> _WHAT NEEDS TO BE DONE_
Extract the full set of records, then give each one again exactly.

(Saved entries)
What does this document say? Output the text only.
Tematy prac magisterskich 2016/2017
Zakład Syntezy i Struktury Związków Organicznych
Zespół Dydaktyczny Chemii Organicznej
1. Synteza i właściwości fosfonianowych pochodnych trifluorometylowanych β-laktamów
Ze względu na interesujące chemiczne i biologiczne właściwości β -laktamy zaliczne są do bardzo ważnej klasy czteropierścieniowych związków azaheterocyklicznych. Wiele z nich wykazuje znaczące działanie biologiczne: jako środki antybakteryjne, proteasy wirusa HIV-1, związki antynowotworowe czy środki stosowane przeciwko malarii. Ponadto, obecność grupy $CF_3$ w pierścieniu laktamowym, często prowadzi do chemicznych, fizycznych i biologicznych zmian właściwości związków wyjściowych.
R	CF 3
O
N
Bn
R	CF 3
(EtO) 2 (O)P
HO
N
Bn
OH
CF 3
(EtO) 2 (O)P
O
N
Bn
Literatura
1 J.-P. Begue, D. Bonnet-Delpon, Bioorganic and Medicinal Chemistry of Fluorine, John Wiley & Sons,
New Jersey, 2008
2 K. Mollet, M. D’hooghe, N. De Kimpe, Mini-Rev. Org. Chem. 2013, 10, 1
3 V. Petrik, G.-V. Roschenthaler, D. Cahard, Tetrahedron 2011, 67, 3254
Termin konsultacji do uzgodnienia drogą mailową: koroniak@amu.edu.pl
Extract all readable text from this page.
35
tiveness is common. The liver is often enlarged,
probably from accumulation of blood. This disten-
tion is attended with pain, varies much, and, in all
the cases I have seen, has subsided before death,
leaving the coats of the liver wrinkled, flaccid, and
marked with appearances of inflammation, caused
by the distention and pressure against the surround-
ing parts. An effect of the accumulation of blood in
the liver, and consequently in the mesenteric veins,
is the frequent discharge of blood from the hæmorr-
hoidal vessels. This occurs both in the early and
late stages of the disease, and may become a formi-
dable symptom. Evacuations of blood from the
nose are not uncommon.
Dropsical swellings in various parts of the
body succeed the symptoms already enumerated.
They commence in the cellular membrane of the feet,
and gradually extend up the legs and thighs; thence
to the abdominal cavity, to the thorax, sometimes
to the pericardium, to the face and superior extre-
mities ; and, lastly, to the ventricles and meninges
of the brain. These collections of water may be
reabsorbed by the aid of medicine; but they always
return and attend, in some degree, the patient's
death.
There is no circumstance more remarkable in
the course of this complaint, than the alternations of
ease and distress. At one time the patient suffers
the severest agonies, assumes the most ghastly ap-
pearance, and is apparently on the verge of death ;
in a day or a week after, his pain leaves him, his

> _THE RESULT_
What does this document say? Output the text only.
Tematy prac magisterskich 2016/2017
Zakład Syntezy i Struktury Związków Organicznych
Zespół Dydaktyczny Chemii Organicznej
1. Synteza i właściwości fosfonianowych pochodnych trifluorometylowanych β-laktamów
Ze względu na interesujące chemiczne i biologiczne właściwości β -laktamy zaliczne są do bardzo ważnej klasy czteropierścieniowych związków azaheterocyklicznych. Wiele z nich wykazuje znaczące działanie biologiczne: jako środki antybakteryjne, proteasy wirusa HIV-1, związki antynowotworowe czy środki stosowane przeciwko malarii. Ponadto, obecność grupy $CF_3$ w pierścieniu laktamowym, często prowadzi do chemicznych, fizycznych i biologicznych zmian właściwości związków wyjściowych.
R	CF 3
O
N
Bn
R	CF 3
(EtO) 2 (O)P
HO
N
Bn
OH
CF 3
(EtO) 2 (O)P
O
N
Bn
Literatura
1 J.-P. Begue, D. Bonnet-Delpon, Bioorganic and Medicinal Chemistry of Fluorine, John Wiley & Sons,
New Jersey, 2008
2 K. Mollet, M. D’hooghe, N. De Kimpe, Mini-Rev. Org. Chem. 2013, 10, 1
3 V. Petrik, G.-V. Roschenthaler, D. Cahard, Tetrahedron 2011, 67, 3254
Termin konsultacji do uzgodnienia drogą mailową: koroniak@amu.edu.pl
Extract all readable text from this page.
35
tiveness is common. The liver is often enlarged,
probably from accumulation of blood. This disten-
tion is attended with pain, varies much, and, in all
the cases I have seen, has subsided before death,
leaving the coats of the liver wrinkled, flaccid, and
marked with appearances of inflammation, caused
by the distention and pressure against the surround-
ing parts. An effect of the accumulation of blood in
the liver, and consequently in the mesenteric veins,
is the frequent discharge of blood from the hæmorr-
hoidal vessels. This occurs both in the early and
late stages of the disease, and may become a formi-
dable symptom. Evacuations of blood from the
nose are not uncommon.
Dropsical swellings in various parts of the
body succeed the symptoms already enumerated.
They commence in the cellular membrane of the feet,
and gradually extend up the legs and thighs; thence
to the abdominal cavity, to the thorax, sometimes
to the pericardium, to the face and superior extre-
mities ; and, lastly, to the ventricles and meninges
of the brain. These collections of water may be
reabsorbed by the aid of medicine; but they always
return and attend, in some degree, the patient's
death.
There is no circumstance more remarkable in
the course of this complaint, than the alternations of
ease and distress. At one time the patient suffers
the severest agonies, assumes the most ghastly ap-
pearance, and is apparently on the verge of death ;
in a day or a week after, his pain leaves him, his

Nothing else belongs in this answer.